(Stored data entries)
** START **
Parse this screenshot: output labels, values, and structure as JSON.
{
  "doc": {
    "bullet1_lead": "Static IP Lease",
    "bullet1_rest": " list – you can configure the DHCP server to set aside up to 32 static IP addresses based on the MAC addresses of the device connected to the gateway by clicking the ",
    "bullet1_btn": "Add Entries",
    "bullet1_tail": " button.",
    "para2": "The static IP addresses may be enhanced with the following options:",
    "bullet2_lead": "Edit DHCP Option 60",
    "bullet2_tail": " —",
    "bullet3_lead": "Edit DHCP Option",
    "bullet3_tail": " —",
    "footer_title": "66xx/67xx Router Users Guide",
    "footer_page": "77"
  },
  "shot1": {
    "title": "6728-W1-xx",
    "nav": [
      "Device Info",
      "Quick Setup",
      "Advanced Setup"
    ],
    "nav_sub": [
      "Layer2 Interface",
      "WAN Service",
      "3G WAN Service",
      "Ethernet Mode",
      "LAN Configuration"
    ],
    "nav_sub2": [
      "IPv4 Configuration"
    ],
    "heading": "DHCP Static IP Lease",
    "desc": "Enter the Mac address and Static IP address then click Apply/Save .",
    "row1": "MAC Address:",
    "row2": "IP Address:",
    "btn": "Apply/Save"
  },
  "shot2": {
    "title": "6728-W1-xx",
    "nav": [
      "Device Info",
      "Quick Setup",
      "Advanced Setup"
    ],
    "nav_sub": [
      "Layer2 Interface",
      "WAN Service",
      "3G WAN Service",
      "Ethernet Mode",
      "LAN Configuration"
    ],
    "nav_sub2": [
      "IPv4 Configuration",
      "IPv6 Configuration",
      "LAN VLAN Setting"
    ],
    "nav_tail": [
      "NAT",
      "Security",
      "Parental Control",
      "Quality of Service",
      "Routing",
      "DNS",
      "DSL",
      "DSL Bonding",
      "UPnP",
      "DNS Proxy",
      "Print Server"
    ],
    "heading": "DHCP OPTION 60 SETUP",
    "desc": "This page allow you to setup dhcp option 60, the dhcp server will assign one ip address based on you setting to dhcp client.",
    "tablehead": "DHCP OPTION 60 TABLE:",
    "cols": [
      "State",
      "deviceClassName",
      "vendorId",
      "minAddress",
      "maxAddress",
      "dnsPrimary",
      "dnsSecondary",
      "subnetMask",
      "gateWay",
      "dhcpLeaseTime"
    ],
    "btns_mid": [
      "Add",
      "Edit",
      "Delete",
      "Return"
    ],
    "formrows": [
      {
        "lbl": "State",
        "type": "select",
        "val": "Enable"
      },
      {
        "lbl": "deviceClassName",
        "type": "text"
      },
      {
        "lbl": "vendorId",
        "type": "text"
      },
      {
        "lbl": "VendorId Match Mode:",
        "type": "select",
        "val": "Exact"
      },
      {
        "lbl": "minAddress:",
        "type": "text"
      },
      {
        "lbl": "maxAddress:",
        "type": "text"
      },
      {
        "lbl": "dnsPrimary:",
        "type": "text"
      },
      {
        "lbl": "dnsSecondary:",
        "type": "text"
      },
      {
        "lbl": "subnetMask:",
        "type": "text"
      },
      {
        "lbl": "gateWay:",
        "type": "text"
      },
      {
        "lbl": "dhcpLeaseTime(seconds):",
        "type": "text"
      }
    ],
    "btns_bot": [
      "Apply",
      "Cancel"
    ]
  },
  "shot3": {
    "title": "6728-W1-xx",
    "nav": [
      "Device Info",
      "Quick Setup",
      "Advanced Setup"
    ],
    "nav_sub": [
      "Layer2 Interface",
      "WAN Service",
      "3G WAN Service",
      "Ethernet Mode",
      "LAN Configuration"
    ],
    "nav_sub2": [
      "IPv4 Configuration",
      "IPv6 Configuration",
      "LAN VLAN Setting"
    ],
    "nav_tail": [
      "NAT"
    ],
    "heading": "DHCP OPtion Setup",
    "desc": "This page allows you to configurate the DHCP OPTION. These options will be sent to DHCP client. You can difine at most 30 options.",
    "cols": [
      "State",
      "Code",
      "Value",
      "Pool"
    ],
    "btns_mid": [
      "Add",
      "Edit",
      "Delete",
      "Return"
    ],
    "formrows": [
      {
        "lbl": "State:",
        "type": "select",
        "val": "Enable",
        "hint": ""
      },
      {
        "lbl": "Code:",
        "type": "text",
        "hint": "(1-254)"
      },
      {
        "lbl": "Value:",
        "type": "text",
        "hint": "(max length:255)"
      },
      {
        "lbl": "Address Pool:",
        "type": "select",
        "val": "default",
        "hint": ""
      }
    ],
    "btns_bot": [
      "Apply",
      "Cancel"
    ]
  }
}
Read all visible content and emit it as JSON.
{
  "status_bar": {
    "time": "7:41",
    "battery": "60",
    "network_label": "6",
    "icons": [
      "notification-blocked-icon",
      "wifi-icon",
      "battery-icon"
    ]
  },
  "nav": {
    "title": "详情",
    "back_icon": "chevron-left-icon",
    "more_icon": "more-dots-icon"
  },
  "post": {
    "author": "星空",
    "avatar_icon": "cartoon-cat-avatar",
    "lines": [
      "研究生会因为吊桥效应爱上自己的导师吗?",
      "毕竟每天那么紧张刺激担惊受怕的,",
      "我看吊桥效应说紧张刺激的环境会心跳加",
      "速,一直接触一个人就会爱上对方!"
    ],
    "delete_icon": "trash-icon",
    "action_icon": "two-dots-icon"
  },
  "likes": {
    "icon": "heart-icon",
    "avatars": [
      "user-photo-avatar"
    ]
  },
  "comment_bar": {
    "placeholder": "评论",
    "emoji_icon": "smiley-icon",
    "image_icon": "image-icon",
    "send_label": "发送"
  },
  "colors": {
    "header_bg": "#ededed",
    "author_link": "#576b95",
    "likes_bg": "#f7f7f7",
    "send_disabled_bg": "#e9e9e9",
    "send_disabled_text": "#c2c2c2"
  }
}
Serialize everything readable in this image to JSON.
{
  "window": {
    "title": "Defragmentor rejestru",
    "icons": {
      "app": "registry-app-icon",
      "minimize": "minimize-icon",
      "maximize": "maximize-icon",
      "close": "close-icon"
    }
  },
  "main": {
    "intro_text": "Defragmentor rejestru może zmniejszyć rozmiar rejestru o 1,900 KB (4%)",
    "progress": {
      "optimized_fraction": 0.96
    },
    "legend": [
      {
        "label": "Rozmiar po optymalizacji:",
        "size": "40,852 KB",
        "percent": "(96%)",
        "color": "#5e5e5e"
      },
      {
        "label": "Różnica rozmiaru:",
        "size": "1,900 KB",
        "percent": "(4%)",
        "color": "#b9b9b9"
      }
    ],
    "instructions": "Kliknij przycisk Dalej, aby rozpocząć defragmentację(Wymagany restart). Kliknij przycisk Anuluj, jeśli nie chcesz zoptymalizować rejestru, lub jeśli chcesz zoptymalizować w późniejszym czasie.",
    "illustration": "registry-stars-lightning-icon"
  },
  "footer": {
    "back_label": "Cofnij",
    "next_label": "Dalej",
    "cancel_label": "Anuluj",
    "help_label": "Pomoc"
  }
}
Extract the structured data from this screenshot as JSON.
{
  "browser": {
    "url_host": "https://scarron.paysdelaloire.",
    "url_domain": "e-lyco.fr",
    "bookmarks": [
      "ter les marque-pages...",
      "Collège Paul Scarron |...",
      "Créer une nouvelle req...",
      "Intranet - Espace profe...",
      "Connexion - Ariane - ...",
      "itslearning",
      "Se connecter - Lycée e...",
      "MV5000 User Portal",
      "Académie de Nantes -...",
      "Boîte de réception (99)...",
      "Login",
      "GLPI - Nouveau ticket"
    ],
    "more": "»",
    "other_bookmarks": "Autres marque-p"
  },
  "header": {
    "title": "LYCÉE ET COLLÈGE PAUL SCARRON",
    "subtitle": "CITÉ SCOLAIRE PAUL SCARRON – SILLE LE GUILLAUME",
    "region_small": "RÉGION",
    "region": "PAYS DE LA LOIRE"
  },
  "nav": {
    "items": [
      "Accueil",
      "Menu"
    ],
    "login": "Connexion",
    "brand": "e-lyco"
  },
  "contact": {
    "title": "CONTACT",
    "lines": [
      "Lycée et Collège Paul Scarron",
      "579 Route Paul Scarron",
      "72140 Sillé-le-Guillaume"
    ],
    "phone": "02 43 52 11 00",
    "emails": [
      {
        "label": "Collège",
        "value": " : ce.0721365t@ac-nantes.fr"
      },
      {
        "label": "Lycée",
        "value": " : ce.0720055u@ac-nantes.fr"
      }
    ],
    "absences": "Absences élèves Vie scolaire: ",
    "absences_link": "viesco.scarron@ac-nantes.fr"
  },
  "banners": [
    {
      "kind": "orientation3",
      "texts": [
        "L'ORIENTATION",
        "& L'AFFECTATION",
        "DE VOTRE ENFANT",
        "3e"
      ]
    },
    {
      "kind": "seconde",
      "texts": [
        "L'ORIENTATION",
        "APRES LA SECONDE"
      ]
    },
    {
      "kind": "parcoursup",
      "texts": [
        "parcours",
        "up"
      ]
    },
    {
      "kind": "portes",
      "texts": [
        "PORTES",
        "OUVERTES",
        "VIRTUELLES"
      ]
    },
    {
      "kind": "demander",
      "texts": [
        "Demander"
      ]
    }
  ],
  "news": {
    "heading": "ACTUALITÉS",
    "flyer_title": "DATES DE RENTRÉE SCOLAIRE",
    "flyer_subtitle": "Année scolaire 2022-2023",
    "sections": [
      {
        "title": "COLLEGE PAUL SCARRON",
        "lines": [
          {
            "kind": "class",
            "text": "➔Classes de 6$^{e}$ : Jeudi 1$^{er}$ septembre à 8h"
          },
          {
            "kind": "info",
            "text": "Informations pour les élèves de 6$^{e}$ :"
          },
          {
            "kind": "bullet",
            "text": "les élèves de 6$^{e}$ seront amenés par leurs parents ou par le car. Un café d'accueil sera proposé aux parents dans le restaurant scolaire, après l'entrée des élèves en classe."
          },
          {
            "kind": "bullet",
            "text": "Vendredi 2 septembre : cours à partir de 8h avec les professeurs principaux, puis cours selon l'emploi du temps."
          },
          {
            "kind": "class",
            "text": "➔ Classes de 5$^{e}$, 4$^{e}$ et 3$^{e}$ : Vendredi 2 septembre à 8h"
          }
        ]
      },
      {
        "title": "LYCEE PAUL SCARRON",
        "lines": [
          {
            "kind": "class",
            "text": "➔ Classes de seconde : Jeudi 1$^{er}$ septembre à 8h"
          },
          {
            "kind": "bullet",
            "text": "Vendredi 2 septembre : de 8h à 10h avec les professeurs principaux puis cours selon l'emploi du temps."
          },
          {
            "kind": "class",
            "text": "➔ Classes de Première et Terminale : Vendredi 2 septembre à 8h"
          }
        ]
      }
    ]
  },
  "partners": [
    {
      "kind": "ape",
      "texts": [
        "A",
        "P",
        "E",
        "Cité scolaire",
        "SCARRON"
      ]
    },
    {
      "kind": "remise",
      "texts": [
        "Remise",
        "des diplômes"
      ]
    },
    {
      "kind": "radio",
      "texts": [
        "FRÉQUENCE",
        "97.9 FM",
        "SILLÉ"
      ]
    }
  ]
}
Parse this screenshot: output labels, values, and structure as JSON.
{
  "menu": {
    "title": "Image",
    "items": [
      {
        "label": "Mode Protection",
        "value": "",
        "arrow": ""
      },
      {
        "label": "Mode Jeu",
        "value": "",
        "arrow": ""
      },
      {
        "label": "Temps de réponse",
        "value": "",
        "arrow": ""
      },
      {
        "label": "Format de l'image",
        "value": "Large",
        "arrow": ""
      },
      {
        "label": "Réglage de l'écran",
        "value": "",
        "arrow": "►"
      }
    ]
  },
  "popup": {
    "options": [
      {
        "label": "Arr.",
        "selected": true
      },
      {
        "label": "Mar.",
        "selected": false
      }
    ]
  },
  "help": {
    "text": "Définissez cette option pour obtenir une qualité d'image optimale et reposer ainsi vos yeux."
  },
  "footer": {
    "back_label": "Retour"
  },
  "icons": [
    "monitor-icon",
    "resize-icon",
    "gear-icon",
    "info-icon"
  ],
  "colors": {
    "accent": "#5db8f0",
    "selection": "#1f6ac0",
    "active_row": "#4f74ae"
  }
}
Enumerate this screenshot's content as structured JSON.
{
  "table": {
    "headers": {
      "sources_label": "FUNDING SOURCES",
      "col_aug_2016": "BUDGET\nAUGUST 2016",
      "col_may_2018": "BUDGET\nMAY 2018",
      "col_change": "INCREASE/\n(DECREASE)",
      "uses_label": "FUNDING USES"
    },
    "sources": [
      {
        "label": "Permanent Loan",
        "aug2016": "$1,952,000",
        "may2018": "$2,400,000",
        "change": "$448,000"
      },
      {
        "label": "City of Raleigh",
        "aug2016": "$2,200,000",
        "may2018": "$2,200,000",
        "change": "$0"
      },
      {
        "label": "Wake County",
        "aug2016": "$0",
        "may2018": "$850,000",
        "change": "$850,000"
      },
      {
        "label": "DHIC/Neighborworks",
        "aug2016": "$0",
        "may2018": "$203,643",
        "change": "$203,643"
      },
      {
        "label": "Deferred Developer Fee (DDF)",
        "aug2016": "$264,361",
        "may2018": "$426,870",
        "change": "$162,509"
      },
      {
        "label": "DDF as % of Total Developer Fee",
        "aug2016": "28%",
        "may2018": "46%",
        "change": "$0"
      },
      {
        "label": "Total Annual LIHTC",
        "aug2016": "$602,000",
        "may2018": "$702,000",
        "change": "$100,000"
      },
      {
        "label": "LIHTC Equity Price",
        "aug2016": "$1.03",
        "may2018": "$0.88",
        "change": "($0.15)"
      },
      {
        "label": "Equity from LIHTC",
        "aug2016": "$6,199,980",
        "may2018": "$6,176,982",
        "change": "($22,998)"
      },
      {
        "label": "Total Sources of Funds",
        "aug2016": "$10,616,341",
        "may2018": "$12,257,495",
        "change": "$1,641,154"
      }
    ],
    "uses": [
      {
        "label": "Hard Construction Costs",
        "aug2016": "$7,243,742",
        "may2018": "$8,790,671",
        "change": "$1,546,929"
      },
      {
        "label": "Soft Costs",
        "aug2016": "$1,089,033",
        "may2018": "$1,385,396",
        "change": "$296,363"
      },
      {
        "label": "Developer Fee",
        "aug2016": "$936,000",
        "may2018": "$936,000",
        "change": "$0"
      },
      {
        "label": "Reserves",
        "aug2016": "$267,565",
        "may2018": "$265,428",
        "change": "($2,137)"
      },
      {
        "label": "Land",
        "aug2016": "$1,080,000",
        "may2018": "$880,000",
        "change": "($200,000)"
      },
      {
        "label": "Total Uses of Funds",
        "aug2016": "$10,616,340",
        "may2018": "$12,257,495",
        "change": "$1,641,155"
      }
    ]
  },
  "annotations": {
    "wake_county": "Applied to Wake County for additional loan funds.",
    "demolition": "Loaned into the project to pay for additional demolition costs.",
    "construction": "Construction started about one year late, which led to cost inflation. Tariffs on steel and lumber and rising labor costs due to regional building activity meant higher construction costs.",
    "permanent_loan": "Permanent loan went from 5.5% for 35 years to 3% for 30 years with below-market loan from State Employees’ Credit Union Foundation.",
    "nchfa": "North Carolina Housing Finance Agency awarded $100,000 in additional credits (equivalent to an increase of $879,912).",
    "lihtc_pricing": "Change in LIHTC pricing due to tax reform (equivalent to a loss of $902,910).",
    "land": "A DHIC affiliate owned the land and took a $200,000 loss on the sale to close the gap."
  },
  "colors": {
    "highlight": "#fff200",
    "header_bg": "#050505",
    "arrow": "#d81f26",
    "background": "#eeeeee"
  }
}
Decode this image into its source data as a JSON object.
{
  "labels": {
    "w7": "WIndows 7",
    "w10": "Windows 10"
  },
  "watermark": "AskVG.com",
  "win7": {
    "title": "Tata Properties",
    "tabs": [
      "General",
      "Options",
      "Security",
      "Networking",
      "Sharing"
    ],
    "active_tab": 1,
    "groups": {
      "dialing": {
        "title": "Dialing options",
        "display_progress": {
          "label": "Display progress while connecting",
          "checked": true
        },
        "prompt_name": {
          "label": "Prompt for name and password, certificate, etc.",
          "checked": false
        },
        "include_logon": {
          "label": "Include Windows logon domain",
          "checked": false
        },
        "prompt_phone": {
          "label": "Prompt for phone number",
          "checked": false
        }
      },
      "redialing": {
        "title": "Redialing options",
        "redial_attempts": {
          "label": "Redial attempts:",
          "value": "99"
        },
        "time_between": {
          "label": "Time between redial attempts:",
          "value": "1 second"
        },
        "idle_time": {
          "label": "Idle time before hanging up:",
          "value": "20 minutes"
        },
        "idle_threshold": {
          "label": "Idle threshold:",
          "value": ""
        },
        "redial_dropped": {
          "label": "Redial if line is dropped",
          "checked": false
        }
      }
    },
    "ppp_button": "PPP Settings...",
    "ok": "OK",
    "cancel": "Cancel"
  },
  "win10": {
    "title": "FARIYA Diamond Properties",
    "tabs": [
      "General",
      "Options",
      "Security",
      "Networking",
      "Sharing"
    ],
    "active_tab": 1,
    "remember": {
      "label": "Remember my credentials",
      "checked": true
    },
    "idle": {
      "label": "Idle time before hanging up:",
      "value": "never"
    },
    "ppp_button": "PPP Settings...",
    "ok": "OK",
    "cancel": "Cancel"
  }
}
** END **
(Description of the task): Each line containing the word "avec" counts once; report the total alone.

(Solution): 2